[begin RECORD LIST]

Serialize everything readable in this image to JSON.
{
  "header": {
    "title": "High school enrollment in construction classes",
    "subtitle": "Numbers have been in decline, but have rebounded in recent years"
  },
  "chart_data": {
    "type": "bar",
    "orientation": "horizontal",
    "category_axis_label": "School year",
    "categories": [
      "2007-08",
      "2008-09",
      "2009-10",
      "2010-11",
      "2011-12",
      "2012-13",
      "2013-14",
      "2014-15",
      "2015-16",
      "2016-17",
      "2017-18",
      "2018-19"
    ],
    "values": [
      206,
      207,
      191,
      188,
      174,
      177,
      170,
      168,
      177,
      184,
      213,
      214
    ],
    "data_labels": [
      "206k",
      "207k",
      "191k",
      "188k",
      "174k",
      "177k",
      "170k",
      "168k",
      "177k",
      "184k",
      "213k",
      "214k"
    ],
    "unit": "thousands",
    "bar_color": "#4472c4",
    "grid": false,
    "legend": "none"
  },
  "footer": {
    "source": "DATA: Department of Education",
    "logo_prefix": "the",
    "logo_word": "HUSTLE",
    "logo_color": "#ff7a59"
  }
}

[end RECORD LIST]

### WORK TO BE COMPLETED
From the listing above, extract all records word for word.

### THE OUTPUT
Serialize everything readable in this image to JSON.
{
  "header": {
    "title": "High school enrollment in construction classes",
    "subtitle": "Numbers have been in decline, but have rebounded in recent years"
  },
  "chart_data": {
    "type": "bar",
    "orientation": "horizontal",
    "category_axis_label": "School year",
    "categories": [
      "2007-08",
      "2008-09",
      "2009-10",
      "2010-11",
      "2011-12",
      "2012-13",
      "2013-14",
      "2014-15",
      "2015-16",
      "2016-17",
      "2017-18",
      "2018-19"
    ],
    "values": [
      206,
      207,
      191,
      188,
      174,
      177,
      170,
      168,
      177,
      184,
      213,
      214
    ],
    "data_labels": [
      "206k",
      "207k",
      "191k",
      "188k",
      "174k",
      "177k",
      "170k",
      "168k",
      "177k",
      "184k",
      "213k",
      "214k"
    ],
    "unit": "thousands",
    "bar_color": "#4472c4",
    "grid": false,
    "legend": "none"
  },
  "footer": {
    "source": "DATA: Department of Education",
    "logo_prefix": "the",
    "logo_word": "HUSTLE",
    "logo_color": "#ff7a59"
  }
}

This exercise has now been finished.